[What the task requires] Check every line of the entries for "object", and copy the lines that hold it.

[Provided data]
◇ ◇ ◇
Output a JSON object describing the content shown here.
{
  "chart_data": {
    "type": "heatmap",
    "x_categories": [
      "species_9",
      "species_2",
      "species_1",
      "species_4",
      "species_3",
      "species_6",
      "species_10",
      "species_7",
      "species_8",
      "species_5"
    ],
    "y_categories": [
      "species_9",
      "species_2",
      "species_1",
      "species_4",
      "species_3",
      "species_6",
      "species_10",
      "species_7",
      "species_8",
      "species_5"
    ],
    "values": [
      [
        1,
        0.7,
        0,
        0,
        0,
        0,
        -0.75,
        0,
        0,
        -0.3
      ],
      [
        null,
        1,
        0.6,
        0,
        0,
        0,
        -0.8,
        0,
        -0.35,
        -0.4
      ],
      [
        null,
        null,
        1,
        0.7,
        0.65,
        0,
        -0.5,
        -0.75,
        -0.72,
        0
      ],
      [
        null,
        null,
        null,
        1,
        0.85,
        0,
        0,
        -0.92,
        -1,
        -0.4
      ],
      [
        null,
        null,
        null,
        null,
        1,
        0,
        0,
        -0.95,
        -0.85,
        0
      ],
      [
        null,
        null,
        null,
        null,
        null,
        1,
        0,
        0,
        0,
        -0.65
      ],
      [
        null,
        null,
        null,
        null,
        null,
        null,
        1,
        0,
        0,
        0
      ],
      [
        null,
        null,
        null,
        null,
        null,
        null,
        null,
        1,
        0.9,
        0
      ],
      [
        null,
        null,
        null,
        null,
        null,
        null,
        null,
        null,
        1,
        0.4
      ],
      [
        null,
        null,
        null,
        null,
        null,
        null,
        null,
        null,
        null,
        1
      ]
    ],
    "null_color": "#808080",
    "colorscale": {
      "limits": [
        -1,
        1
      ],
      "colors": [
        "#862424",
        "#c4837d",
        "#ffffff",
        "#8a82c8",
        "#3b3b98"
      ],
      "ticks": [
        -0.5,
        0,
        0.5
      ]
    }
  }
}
◇ ◇ ◇
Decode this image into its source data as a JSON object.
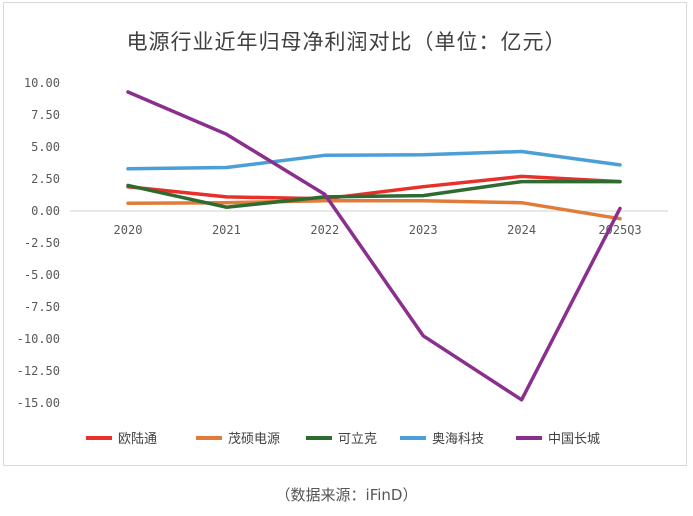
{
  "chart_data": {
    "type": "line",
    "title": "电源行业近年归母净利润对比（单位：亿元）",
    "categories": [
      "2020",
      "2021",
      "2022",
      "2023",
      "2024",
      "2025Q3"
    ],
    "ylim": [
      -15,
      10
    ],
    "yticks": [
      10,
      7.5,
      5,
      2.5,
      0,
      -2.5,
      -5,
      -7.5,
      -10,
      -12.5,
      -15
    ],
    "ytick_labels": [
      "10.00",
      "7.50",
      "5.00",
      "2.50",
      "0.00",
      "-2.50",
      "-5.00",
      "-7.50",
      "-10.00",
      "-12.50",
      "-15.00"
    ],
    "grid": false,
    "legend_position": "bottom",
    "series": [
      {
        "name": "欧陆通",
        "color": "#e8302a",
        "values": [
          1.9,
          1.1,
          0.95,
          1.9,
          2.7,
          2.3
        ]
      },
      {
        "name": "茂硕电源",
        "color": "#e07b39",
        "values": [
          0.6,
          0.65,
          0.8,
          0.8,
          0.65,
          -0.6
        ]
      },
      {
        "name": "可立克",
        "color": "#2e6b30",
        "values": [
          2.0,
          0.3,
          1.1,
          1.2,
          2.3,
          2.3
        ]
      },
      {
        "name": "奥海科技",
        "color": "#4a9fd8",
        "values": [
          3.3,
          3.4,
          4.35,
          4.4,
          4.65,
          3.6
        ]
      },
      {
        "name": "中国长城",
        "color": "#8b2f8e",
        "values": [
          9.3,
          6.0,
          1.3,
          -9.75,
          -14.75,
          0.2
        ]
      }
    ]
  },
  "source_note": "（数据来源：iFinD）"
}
◇ ◇ ◇
[Response to the task]
Output a JSON object describing the content shown here.
Decode this image into its source data as a JSON object.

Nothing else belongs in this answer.